Give the number of lines holding the string "true" and nothing more.

★ ★ ★ ★ ★ ★ ★

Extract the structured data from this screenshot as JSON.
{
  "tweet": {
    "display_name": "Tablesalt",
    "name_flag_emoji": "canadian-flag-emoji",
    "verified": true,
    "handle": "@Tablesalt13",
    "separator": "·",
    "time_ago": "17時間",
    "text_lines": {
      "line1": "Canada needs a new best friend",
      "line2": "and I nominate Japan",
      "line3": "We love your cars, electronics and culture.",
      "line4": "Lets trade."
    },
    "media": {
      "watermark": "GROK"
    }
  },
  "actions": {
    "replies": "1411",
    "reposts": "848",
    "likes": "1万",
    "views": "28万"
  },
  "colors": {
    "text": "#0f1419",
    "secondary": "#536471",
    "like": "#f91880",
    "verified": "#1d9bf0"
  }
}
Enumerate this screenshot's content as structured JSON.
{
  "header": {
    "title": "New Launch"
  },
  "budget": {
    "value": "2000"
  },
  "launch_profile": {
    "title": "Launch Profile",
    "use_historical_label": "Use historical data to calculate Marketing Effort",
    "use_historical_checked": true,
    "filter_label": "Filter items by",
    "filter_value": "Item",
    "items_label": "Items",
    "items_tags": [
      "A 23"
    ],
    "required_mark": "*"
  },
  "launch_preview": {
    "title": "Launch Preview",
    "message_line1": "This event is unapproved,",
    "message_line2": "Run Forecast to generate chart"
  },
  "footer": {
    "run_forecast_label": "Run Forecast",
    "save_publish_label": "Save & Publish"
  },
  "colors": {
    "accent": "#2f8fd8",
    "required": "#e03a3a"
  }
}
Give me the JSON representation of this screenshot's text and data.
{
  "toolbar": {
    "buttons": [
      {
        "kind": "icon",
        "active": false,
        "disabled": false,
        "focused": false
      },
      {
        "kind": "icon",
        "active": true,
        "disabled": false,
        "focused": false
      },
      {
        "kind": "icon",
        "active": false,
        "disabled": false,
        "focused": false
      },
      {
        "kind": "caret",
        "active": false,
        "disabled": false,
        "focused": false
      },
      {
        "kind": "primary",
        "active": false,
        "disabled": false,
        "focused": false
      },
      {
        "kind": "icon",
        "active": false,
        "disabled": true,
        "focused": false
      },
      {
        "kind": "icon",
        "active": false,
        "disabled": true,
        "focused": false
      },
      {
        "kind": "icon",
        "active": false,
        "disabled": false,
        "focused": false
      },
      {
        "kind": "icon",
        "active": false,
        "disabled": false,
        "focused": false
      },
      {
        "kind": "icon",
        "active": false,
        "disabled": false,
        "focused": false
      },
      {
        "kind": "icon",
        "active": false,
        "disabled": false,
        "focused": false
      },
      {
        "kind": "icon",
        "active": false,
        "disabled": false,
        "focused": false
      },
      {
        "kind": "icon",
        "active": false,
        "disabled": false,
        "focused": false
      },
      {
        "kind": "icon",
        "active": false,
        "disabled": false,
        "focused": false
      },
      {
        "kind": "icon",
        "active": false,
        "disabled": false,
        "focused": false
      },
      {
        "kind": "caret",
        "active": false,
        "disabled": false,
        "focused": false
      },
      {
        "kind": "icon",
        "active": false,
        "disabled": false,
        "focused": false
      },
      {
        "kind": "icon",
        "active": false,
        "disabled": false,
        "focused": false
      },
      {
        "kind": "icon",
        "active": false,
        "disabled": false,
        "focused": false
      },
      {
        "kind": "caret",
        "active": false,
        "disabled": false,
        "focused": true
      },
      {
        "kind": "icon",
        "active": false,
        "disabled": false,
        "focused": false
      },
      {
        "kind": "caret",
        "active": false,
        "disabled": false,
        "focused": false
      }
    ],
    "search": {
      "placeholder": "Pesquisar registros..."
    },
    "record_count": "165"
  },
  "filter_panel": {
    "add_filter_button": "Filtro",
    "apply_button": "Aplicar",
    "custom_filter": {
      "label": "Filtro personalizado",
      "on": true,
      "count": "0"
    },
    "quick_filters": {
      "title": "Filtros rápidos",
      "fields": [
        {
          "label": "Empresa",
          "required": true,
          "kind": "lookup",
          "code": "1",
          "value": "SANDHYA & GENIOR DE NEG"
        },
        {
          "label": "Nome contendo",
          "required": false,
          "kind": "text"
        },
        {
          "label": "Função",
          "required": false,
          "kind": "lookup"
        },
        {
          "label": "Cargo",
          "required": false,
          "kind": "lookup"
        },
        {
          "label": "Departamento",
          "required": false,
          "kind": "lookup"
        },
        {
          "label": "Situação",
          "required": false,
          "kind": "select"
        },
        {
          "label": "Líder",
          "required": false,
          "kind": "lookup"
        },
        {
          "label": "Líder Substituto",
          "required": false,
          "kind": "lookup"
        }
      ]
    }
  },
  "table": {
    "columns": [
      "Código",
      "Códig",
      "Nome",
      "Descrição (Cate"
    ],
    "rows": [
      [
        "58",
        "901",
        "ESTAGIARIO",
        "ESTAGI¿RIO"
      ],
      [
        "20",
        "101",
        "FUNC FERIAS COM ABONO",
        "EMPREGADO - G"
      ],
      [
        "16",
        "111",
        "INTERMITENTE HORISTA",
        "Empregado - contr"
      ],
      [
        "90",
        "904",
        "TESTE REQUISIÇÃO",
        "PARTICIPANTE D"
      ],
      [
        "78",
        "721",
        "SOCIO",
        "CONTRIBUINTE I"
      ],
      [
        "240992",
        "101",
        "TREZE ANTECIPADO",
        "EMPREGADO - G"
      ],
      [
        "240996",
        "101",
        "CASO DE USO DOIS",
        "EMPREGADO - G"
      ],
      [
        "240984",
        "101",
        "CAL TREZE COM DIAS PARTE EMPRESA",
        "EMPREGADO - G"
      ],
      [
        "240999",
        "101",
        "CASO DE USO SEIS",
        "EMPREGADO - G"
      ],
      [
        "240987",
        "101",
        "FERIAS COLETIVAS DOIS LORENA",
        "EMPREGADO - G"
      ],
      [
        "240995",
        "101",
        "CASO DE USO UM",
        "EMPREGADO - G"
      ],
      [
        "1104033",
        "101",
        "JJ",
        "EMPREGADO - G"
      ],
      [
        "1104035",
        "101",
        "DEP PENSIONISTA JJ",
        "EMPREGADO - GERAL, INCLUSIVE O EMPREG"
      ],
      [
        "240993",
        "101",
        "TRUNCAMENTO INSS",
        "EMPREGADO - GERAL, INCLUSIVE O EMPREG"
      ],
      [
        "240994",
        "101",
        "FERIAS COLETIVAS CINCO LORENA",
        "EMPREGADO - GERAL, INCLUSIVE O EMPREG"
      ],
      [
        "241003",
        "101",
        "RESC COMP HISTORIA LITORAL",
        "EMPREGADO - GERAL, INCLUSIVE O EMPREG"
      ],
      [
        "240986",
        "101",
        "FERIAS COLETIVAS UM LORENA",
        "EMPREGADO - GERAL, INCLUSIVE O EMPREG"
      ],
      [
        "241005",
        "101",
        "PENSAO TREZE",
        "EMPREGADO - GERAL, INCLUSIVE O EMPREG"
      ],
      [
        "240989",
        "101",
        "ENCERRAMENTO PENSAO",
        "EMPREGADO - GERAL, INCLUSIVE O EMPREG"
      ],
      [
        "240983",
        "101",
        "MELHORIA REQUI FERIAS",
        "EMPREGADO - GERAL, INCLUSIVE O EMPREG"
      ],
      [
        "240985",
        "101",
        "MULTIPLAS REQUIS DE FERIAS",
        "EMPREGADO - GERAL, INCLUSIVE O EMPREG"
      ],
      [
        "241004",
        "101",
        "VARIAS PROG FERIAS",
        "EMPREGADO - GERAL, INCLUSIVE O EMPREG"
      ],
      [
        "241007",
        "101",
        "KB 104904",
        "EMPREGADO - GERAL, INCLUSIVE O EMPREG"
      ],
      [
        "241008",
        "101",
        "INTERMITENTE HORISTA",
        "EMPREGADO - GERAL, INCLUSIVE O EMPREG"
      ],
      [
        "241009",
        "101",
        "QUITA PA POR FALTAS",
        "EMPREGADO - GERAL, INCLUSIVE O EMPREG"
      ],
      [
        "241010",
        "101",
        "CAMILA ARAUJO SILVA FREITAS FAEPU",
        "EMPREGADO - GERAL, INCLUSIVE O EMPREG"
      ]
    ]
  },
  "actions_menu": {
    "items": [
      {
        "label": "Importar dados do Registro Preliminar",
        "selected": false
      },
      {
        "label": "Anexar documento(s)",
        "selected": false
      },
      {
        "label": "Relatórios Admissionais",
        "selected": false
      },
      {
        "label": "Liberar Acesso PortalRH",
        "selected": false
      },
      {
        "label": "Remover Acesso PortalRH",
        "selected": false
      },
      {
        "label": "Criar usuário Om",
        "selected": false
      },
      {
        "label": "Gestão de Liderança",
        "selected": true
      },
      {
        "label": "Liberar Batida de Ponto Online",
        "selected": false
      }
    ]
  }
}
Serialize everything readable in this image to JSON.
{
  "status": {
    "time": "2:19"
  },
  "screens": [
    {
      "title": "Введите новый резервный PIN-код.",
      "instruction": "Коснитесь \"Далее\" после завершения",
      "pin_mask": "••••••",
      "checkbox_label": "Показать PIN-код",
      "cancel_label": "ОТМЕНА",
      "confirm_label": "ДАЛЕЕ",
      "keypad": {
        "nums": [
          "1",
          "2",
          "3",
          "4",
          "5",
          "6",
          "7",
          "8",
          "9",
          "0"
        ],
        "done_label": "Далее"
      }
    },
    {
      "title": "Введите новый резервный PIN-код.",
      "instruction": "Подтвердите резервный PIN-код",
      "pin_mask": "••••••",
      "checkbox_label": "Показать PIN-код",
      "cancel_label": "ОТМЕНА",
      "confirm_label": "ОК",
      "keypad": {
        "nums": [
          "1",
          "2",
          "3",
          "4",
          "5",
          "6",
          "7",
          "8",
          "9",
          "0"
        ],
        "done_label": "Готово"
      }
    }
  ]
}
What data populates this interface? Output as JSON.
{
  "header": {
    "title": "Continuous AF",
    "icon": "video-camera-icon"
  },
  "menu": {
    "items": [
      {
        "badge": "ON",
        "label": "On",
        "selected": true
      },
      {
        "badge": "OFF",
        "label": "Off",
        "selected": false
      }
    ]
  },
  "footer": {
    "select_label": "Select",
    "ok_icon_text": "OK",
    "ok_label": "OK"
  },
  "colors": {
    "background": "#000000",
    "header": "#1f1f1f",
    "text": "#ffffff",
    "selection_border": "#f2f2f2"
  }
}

★ ★ ★ ★ ★ ★ ★

== Task answer ==
10